[Rows from a figure dataset]
——————————
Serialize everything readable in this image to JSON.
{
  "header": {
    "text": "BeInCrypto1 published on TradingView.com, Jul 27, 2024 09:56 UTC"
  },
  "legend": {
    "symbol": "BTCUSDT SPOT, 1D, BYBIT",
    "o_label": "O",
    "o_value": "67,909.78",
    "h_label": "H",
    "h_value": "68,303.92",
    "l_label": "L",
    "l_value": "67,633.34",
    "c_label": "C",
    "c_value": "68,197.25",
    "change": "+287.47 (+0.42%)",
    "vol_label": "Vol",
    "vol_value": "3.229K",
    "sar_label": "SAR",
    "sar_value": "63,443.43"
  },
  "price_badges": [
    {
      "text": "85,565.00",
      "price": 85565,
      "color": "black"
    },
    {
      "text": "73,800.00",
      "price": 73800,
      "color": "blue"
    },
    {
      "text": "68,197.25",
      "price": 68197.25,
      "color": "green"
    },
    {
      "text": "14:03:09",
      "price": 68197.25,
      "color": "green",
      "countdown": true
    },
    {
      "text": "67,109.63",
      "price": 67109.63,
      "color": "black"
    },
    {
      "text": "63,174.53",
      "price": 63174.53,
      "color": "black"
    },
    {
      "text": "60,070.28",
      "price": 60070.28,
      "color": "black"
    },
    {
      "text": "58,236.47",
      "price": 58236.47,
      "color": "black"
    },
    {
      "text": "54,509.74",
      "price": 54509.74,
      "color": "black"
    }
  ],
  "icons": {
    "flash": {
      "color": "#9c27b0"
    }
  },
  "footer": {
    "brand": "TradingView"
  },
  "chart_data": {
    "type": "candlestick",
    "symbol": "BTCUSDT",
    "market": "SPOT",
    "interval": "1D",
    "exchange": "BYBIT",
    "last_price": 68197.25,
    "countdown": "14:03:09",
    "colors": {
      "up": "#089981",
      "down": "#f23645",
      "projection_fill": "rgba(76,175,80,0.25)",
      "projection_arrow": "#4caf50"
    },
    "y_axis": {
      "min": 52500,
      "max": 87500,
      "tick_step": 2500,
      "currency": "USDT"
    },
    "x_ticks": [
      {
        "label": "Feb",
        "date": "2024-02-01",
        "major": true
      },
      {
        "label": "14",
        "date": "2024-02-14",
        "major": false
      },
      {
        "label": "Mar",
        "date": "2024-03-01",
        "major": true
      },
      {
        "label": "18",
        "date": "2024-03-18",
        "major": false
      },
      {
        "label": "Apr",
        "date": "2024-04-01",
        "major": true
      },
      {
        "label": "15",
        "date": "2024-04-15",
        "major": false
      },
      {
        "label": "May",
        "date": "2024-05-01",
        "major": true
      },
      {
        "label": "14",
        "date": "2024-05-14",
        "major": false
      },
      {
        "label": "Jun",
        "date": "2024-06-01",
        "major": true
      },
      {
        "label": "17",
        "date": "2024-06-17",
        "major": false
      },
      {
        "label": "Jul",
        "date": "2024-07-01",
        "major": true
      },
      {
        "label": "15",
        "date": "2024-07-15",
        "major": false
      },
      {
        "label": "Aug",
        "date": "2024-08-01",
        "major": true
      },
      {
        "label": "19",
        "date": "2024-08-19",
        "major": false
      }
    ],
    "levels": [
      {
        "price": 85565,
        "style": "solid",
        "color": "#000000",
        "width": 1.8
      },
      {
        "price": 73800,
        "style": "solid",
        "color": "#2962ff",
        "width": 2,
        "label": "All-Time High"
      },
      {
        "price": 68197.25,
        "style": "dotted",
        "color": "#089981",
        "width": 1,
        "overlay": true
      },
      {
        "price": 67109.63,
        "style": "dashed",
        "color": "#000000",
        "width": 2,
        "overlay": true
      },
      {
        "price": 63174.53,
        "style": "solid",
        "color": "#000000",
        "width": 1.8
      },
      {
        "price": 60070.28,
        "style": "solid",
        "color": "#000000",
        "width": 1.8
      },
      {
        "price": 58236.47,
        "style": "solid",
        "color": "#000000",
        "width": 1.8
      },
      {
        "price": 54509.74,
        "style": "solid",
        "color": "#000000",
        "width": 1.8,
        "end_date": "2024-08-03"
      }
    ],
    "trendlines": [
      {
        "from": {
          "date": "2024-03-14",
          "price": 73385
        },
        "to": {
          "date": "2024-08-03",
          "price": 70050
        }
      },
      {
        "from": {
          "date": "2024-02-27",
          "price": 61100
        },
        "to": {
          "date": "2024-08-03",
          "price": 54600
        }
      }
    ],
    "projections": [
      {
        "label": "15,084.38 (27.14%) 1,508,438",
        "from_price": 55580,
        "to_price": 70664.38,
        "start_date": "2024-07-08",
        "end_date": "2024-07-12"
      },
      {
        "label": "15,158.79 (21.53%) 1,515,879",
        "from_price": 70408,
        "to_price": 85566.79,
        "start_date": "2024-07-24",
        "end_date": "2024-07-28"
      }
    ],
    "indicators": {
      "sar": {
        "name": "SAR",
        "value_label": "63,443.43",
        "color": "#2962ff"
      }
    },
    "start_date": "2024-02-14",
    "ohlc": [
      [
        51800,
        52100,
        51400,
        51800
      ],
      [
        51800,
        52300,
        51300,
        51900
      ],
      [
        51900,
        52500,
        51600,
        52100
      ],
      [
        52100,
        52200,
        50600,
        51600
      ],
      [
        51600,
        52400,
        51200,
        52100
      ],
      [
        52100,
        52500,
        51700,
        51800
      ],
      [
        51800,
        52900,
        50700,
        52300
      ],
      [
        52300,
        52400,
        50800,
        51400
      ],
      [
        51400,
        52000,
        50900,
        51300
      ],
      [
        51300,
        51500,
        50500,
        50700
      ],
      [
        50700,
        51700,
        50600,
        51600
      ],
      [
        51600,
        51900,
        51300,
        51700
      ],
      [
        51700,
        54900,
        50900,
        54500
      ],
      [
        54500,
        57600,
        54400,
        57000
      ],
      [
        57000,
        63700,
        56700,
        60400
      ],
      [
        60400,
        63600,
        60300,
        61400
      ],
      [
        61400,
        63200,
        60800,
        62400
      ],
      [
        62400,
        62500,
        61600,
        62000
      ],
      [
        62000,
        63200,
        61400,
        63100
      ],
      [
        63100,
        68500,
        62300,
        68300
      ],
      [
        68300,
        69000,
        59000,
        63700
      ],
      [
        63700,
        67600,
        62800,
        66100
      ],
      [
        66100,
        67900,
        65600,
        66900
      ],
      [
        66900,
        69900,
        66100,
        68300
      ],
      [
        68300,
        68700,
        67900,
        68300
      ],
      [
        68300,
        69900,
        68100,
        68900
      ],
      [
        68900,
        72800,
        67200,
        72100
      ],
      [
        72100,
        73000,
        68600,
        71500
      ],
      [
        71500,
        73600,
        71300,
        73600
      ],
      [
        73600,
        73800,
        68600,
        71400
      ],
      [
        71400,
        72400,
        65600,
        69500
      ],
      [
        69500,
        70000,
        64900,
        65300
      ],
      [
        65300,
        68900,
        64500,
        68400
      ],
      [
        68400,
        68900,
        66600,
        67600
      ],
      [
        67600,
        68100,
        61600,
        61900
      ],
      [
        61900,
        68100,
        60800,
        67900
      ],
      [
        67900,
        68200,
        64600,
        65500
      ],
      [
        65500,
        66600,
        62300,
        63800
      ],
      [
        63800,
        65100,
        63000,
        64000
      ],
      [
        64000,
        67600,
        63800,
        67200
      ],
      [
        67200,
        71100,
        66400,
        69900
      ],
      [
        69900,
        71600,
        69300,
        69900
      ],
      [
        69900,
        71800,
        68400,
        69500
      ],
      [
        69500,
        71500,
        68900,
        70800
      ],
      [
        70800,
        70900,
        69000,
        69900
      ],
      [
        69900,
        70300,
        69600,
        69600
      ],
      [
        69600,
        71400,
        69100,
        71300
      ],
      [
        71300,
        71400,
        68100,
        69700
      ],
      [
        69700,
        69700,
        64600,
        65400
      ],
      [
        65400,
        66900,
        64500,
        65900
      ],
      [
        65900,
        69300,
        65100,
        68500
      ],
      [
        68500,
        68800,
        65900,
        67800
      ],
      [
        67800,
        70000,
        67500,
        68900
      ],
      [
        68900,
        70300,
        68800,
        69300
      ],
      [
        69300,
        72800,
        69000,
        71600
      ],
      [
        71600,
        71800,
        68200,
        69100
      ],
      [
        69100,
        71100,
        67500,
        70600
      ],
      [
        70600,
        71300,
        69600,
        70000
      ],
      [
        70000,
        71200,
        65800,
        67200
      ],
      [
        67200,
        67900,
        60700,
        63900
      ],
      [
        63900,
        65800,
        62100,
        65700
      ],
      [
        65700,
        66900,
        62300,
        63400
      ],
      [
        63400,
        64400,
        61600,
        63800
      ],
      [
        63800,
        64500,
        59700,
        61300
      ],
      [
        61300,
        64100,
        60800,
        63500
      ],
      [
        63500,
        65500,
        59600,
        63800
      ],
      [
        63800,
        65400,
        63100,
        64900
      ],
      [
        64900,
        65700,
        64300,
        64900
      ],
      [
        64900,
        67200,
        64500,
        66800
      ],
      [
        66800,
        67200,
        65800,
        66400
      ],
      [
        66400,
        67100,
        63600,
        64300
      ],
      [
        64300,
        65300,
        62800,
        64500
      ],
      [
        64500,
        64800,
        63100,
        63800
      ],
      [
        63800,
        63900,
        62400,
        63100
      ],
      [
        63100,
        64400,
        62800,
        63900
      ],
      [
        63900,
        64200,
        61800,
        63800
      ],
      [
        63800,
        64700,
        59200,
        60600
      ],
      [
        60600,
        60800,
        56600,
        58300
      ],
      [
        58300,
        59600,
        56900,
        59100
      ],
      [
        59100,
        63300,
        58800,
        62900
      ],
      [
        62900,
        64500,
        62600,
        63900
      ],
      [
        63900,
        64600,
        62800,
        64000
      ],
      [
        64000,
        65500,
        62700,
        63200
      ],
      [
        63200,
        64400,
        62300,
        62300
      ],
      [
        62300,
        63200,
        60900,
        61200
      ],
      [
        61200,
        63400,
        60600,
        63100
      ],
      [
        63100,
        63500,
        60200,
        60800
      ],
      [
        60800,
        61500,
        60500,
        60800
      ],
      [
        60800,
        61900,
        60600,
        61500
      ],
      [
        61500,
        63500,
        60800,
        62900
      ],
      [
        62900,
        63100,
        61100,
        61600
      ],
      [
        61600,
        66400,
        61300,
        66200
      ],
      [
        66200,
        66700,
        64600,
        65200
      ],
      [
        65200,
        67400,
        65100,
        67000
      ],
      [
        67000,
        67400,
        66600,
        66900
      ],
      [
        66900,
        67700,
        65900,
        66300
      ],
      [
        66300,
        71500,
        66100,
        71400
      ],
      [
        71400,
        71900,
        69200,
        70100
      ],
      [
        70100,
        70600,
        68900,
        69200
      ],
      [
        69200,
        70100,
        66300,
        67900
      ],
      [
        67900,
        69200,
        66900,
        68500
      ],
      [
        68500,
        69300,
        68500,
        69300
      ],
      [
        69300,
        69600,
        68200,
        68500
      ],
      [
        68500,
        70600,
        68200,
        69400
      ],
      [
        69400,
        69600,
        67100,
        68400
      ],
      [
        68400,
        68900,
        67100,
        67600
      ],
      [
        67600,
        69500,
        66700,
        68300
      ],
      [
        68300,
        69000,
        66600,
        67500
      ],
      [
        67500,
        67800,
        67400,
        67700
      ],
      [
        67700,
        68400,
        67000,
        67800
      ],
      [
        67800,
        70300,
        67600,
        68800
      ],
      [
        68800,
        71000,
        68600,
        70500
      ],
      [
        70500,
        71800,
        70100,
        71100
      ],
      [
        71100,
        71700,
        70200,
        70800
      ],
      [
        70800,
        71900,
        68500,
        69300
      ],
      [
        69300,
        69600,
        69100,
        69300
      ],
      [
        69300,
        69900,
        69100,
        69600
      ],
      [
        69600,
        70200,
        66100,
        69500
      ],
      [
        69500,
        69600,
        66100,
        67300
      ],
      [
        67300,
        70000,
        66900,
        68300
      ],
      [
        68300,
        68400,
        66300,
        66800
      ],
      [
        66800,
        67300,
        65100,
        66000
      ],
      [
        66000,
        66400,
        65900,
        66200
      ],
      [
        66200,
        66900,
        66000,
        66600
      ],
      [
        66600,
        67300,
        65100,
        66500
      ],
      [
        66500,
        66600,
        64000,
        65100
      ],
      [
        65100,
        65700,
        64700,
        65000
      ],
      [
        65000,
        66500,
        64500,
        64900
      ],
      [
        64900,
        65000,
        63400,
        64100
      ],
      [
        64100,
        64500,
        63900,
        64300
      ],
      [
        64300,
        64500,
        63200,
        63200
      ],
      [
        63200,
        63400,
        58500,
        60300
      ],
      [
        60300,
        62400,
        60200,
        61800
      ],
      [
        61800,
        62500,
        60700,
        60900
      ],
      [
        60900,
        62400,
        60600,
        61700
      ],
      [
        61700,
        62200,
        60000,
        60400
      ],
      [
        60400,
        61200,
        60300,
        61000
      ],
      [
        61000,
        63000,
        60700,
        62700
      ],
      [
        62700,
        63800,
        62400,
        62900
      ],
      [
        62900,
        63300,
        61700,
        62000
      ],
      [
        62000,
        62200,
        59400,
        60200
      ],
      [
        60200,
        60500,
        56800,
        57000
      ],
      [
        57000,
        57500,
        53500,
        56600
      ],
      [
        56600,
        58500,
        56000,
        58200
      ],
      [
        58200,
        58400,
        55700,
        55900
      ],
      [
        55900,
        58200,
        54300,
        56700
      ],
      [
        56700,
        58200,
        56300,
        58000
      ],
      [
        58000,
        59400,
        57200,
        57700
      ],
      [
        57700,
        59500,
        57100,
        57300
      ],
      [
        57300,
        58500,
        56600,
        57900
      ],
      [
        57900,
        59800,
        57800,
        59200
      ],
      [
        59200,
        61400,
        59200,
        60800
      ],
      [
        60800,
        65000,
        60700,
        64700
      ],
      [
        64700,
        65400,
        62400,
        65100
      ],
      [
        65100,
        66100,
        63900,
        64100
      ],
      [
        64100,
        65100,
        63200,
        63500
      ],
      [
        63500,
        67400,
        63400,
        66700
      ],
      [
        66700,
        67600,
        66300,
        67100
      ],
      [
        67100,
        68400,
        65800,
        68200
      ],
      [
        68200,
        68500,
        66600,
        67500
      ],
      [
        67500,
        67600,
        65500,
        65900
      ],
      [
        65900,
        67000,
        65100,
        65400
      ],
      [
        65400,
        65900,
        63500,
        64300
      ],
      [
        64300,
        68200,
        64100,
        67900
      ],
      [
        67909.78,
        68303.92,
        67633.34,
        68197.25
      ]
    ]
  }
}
——————————
* Stated exercise
Which lines contain "symbol"? Copy each of them out.

* Solution
    "symbol": "BTCUSDT SPOT, 1D, BYBIT",
    "symbol": "BTCUSDT",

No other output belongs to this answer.